Only the number is wanted: count the lines that include the word "Valenzuela".

(Stored items)
-- Begin --

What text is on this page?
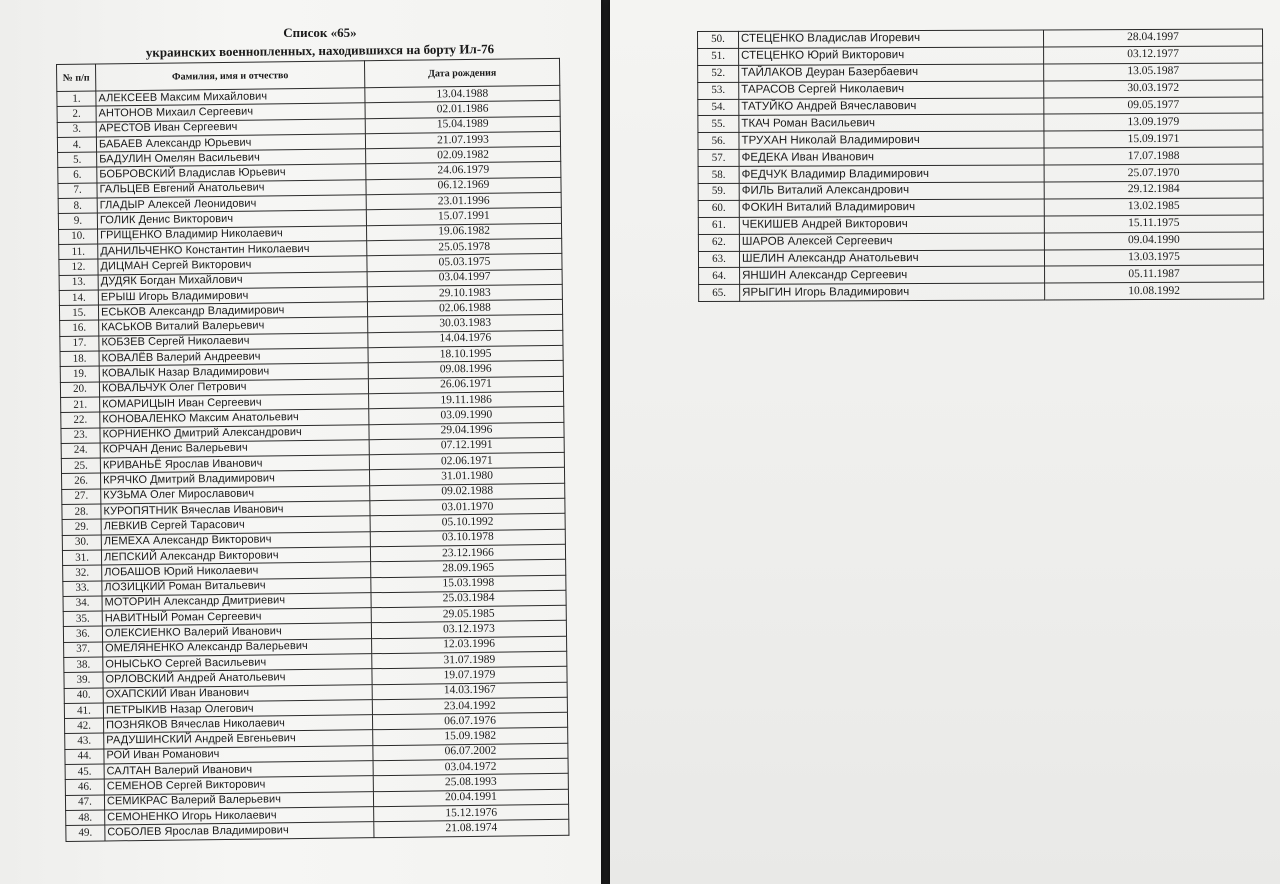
Список «65»
украинских военнопленных, находившихся на борту Ил-76
№ п/п	Фамилия, имя и отчество	Дата рождения
1.	АЛЕКСЕЕВ Максим Михайлович	13.04.1988
2.	АНТОНОВ Михаил Сергеевич	02.01.1986
3.	АРЕСТОВ Иван Сергеевич	15.04.1989
4.	БАБАЕВ Александр Юрьевич	21.07.1993
5.	БАДУЛИН Омелян Васильевич	02.09.1982
6.	БОБРОВСКИЙ Владислав Юрьевич	24.06.1979
7.	ГАЛЬЦЕВ Евгений Анатольевич	06.12.1969
8.	ГЛАДЫР Алексей Леонидович	23.01.1996
9.	ГОЛИК Денис Викторович	15.07.1991
10.	ГРИЩЕНКО Владимир Николаевич	19.06.1982
11.	ДАНИЛЬЧЕНКО Константин Николаевич	25.05.1978
12.	ДИЦМАН Сергей Викторович	05.03.1975
13.	ДУДЯК Богдан Михайлович	03.04.1997
14.	ЕРЫШ Игорь Владимирович	29.10.1983
15.	ЕСЬКОВ Александр Владимирович	02.06.1988
16.	КАСЬКОВ Виталий Валерьевич	30.03.1983
17.	КОБЗЕВ Сергей Николаевич	14.04.1976
18.	КОВАЛЁВ Валерий Андреевич	18.10.1995
19.	КОВАЛЫК Назар Владимирович	09.08.1996
20.	КОВАЛЬЧУК Олег Петрович	26.06.1971
21.	КОМАРИЦЫН Иван Сергеевич	19.11.1986
22.	КОНОВАЛЕНКО Максим Анатольевич	03.09.1990
23.	КОРНИЕНКО Дмитрий Александрович	29.04.1996
24.	КОРЧАН Денис Валерьевич	07.12.1991
25.	КРИВАНЬЁ Ярослав Иванович	02.06.1971
26.	КРЯЧКО Дмитрий Владимирович	31.01.1980
27.	КУЗЬМА Олег Мирославович	09.02.1988
28.	КУРОПЯТНИК Вячеслав Иванович	03.01.1970
29.	ЛЕВКИВ Сергей Тарасович	05.10.1992
30.	ЛЕМЕХА Александр Викторович	03.10.1978
31.	ЛЕПСКИЙ Александр Викторович	23.12.1966
32.	ЛОБАШОВ Юрий Николаевич	28.09.1965
33.	ЛОЗИЦКИЙ Роман Витальевич	15.03.1998
34.	МОТОРИН Александр Дмитриевич	25.03.1984
35.	НАВИТНЫЙ Роман Сергеевич	29.05.1985
36.	ОЛЕКСИЕНКО Валерий Иванович	03.12.1973
37.	ОМЕЛЯНЕНКО Александр Валерьевич	12.03.1996
38.	ОНЫСЬКО Сергей Васильевич	31.07.1989
39.	ОРЛОВСКИЙ Андрей Анатольевич	19.07.1979
40.	ОХАПСКИЙ Иван Иванович	14.03.1967
41.	ПЕТРЫКИВ Назар Олегович	23.04.1992
42.	ПОЗНЯКОВ Вячеслав Николаевич	06.07.1976
43.	РАДУШИНСКИЙ Андрей Евгеньевич	15.09.1982
44.	РОЙ Иван Романович	06.07.2002
45.	САЛТАН Валерий Иванович	03.04.1972
46.	СЕМЕНОВ Сергей Викторович	25.08.1993
47.	СЕМИКРАС Валерий Валерьевич	20.04.1991
48.	СЕМОНЕНКО Игорь Николаевич	15.12.1976
49.	СОБОЛЕВ Ярослав Владимирович	21.08.1974
50.	СТЕЦЕНКО Владислав Игоревич	28.04.1997
51.	СТЕЦЕНКО Юрий Викторович	03.12.1977
52.	ТАЙЛАКОВ Деуран Базербаевич	13.05.1987
53.	ТАРАСОВ Сергей Николаевич	30.03.1972
54.	ТАТУЙКО Андрей Вячеславович	09.05.1977
55.	ТКАЧ Роман Васильевич	13.09.1979
56.	ТРУХАН Николай Владимирович	15.09.1971
57.	ФЕДЕКА Иван Иванович	17.07.1988
58.	ФЕДЧУК Владимир Владимирович	25.07.1970
59.	ФИЛЬ Виталий Александрович	29.12.1984
60.	ФОКИН Виталий Владимирович	13.02.1985
61.	ЧЕКИШЕВ Андрей Викторович	15.11.1975
62.	ШАРОВ Алексей Сергеевич	09.04.1990
63.	ШЕЛИН Александр Анатольевич	13.03.1975
64.	ЯНШИН Александр Сергеевич	05.11.1987
65.	ЯРЫГИН Игорь Владимирович	10.08.1992
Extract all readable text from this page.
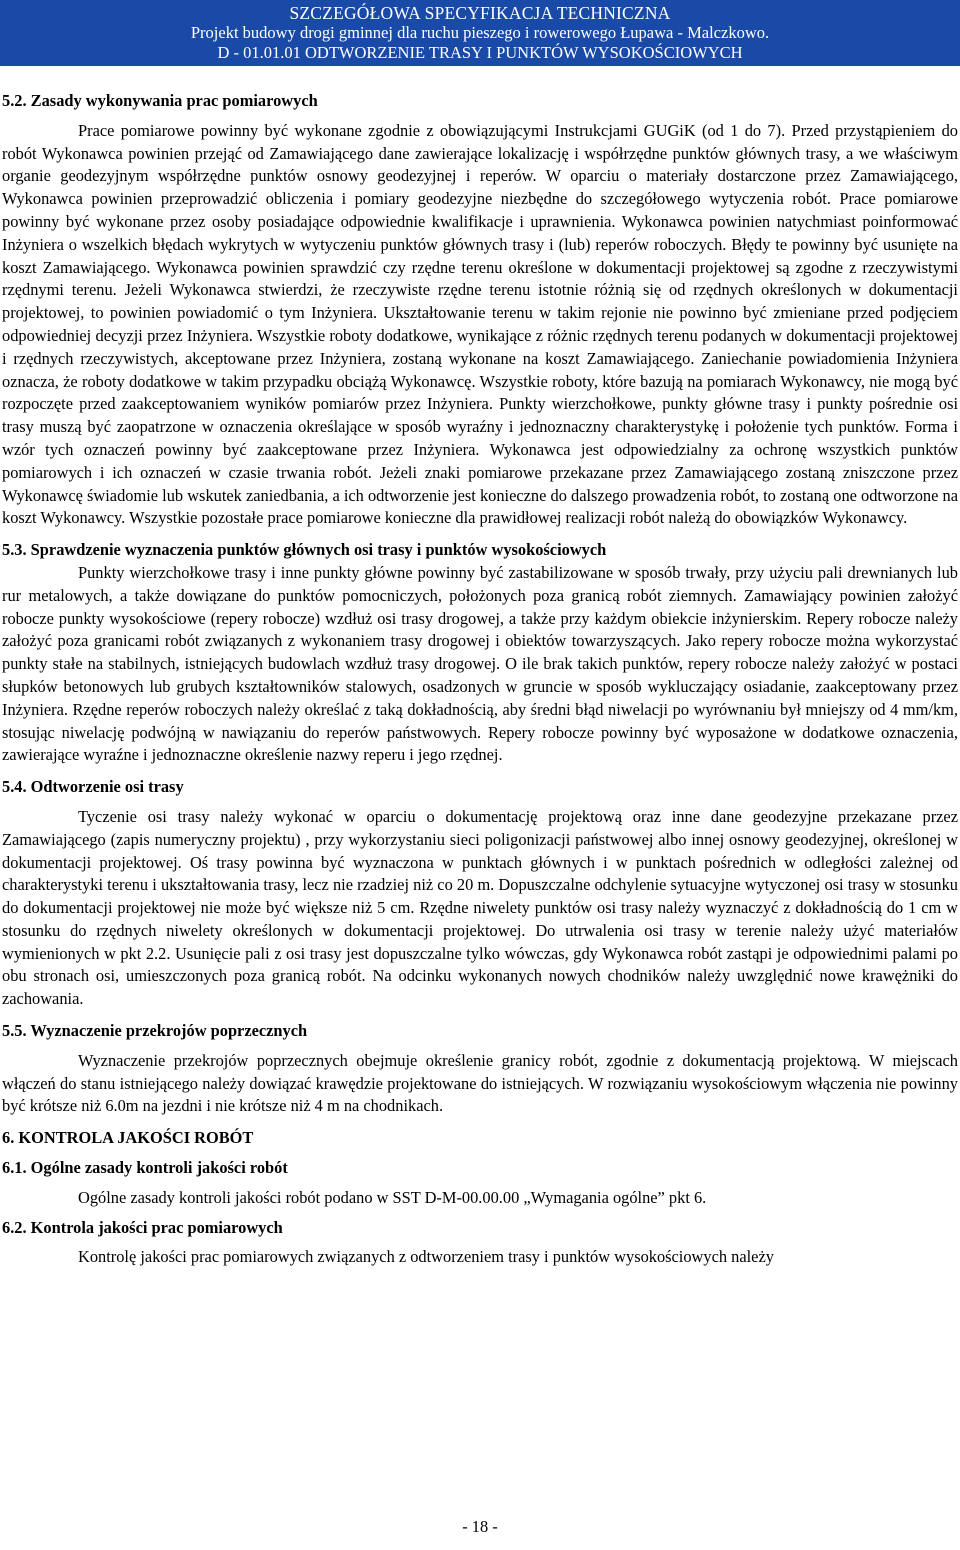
SZCZEGÓŁOWA SPECYFIKACJA TECHNICZNA
Projekt budowy drogi gminnej dla ruchu pieszego i rowerowego Łupawa - Malczkowo.
D - 01.01.01 ODTWORZENIE TRASY I PUNKTÓW WYSOKOŚCIOWYCH
5.2. Zasady wykonywania prac pomiarowych
Prace pomiarowe powinny być wykonane zgodnie z obowiązującymi Instrukcjami GUGiK (od 1 do 7). Przed przystąpieniem do robót Wykonawca powinien przejąć od Zamawiającego dane zawierające lokalizację i współrzędne punktów głównych trasy, a we właściwym organie geodezyjnym współrzędne punktów osnowy geodezyjnej i reperów. W oparciu o materiały dostarczone przez Zamawiającego, Wykonawca powinien przeprowadzić obliczenia i pomiary geodezyjne niezbędne do szczegółowego wytyczenia robót. Prace pomiarowe powinny być wykonane przez osoby posiadające odpowiednie kwalifikacje i uprawnienia. Wykonawca powinien natychmiast poinformować Inżyniera o wszelkich błędach wykrytych w wytyczeniu punktów głównych trasy i (lub) reperów roboczych. Błędy te powinny być usunięte na koszt Zamawiającego. Wykonawca powinien sprawdzić czy rzędne terenu określone w dokumentacji projektowej są zgodne z rzeczywistymi rzędnymi terenu. Jeżeli Wykonawca stwierdzi, że rzeczywiste rzędne terenu istotnie różnią się od rzędnych określonych w dokumentacji projektowej, to powinien powiadomić o tym Inżyniera. Ukształtowanie terenu w takim rejonie nie powinno być zmieniane przed podjęciem odpowiedniej decyzji przez Inżyniera. Wszystkie roboty dodatkowe, wynikające z różnic rzędnych terenu podanych w dokumentacji projektowej i rzędnych rzeczywistych, akceptowane przez Inżyniera, zostaną wykonane na koszt Zamawiającego. Zaniechanie powiadomienia Inżyniera oznacza, że roboty dodatkowe w takim przypadku obciążą Wykonawcę. Wszystkie roboty, które bazują na pomiarach Wykonawcy, nie mogą być rozpoczęte przed zaakceptowaniem wyników pomiarów przez Inżyniera. Punkty wierzchołkowe, punkty główne trasy i punkty pośrednie osi trasy muszą być zaopatrzone w oznaczenia określające w sposób wyraźny i jednoznaczny charakterystykę i położenie tych punktów. Forma i wzór tych oznaczeń powinny być zaakceptowane przez Inżyniera. Wykonawca jest odpowiedzialny za ochronę wszystkich punktów pomiarowych i ich oznaczeń w czasie trwania robót. Jeżeli znaki pomiarowe przekazane przez Zamawiającego zostaną zniszczone przez Wykonawcę świadomie lub wskutek zaniedbania, a ich odtworzenie jest konieczne do dalszego prowadzenia robót, to zostaną one odtworzone na koszt Wykonawcy. Wszystkie pozostałe prace pomiarowe konieczne dla prawidłowej realizacji robót należą do obowiązków Wykonawcy.
5.3. Sprawdzenie wyznaczenia punktów głównych osi trasy i punktów wysokościowych
Punkty wierzchołkowe trasy i inne punkty główne powinny być zastabilizowane w sposób trwały, przy użyciu pali drewnianych lub rur metalowych, a także dowiązane do punktów pomocniczych, położonych poza granicą robót ziemnych. Zamawiający powinien założyć robocze punkty wysokościowe (repery robocze) wzdłuż osi trasy drogowej, a także przy każdym obiekcie inżynierskim. Repery robocze należy założyć poza granicami robót związanych z wykonaniem trasy drogowej i obiektów towarzyszących. Jako repery robocze można wykorzystać punkty stałe na stabilnych, istniejących budowlach wzdłuż trasy drogowej. O ile brak takich punktów, repery robocze należy założyć w postaci słupków betonowych lub grubych kształtowników stalowych, osadzonych w gruncie w sposób wykluczający osiadanie, zaakceptowany przez Inżyniera. Rzędne reperów roboczych należy określać z taką dokładnością, aby średni błąd niwelacji po wyrównaniu był mniejszy od 4 mm/km, stosując niwelację podwójną w nawiązaniu do reperów państwowych. Repery robocze powinny być wyposażone w dodatkowe oznaczenia, zawierające wyraźne i jednoznaczne określenie nazwy reperu i jego rzędnej.
5.4. Odtworzenie osi trasy
Tyczenie osi trasy należy wykonać w oparciu o dokumentację projektową oraz inne dane geodezyjne przekazane przez Zamawiającego (zapis numeryczny projektu) , przy wykorzystaniu sieci poligonizacji państwowej albo innej osnowy geodezyjnej, określonej w dokumentacji projektowej. Oś trasy powinna być wyznaczona w punktach głównych i w punktach pośrednich w odległości zależnej od charakterystyki terenu i ukształtowania trasy, lecz nie rzadziej niż co 20 m. Dopuszczalne odchylenie sytuacyjne wytyczonej osi trasy w stosunku do dokumentacji projektowej nie może być większe niż 5 cm. Rzędne niwelety punktów osi trasy należy wyznaczyć z dokładnością do 1 cm w stosunku do rzędnych niwelety określonych w dokumentacji projektowej. Do utrwalenia osi trasy w terenie należy użyć materiałów wymienionych w pkt 2.2. Usunięcie pali z osi trasy jest dopuszczalne tylko wówczas, gdy Wykonawca robót zastąpi je odpowiednimi palami po obu stronach osi, umieszczonych poza granicą robót. Na odcinku wykonanych nowych chodników należy uwzględnić nowe krawężniki do zachowania.
5.5. Wyznaczenie przekrojów poprzecznych
Wyznaczenie przekrojów poprzecznych obejmuje określenie granicy robót, zgodnie z dokumentacją projektową. W miejscach włączeń do stanu istniejącego należy dowiązać krawędzie projektowane do istniejących. W rozwiązaniu wysokościowym włączenia nie powinny być krótsze niż 6.0m na jezdni i nie krótsze niż 4 m na chodnikach.
6. KONTROLA JAKOŚCI ROBÓT
6.1. Ogólne zasady kontroli jakości robót
Ogólne zasady kontroli jakości robót podano w SST D-M-00.00.00 „Wymagania ogólne” pkt 6.
6.2. Kontrola jakości prac pomiarowych
Kontrolę jakości prac pomiarowych związanych z odtworzeniem trasy i punktów wysokościowych należy
- 18 -
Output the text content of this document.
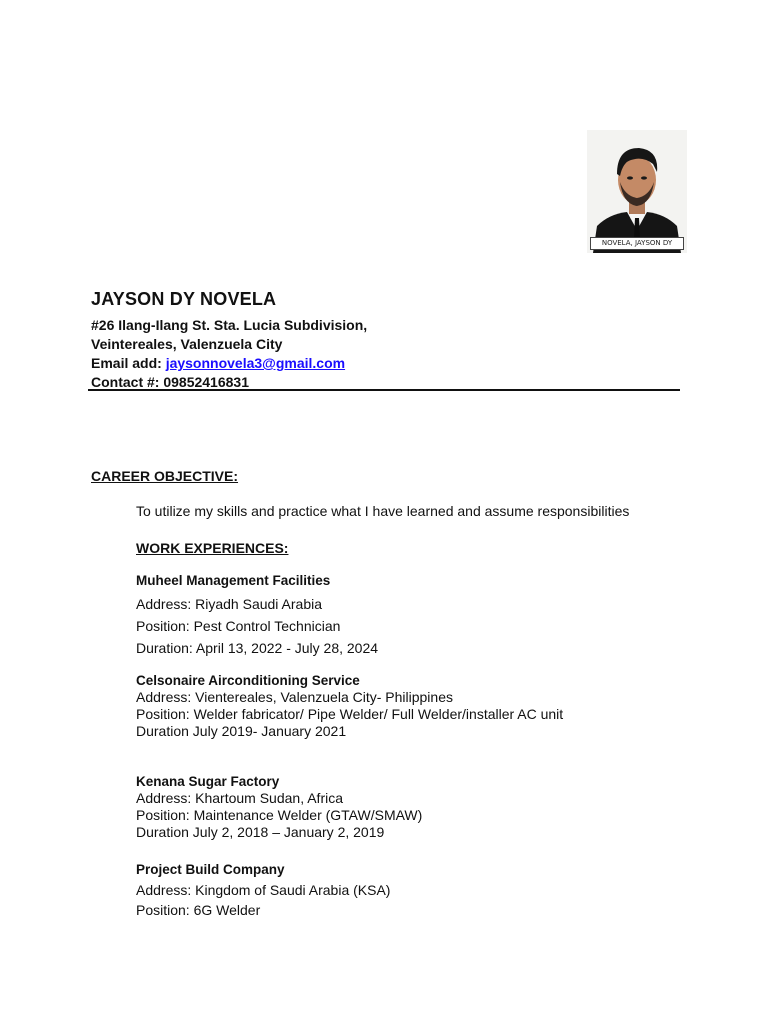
NOVELA, JAYSON DY
JAYSON DY NOVELA
#26 Ilang-Ilang St. Sta. Lucia Subdivision,
Veintereales, Valenzuela City
Email add: jaysonnovela3@gmail.com
Contact #: 09852416831
CAREER OBJECTIVE:
To utilize my skills and practice what I have learned and assume responsibilities
WORK EXPERIENCES:
Muheel Management Facilities
Address: Riyadh Saudi Arabia
Position: Pest Control Technician
Duration: April 13, 2022 - July 28, 2024
Celsonaire Airconditioning Service
Address: Vientereales, Valenzuela City- Philippines
Position: Welder fabricator/ Pipe Welder/ Full Welder/installer AC unit
Duration July 2019- January 2021
Kenana Sugar Factory
Address: Khartoum Sudan, Africa
Position: Maintenance Welder (GTAW/SMAW)
Duration July 2, 2018 – January 2, 2019
Project Build Company
Address: Kingdom of Saudi Arabia (KSA)
Position: 6G Welder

-- End --

▶ Response to this task:
2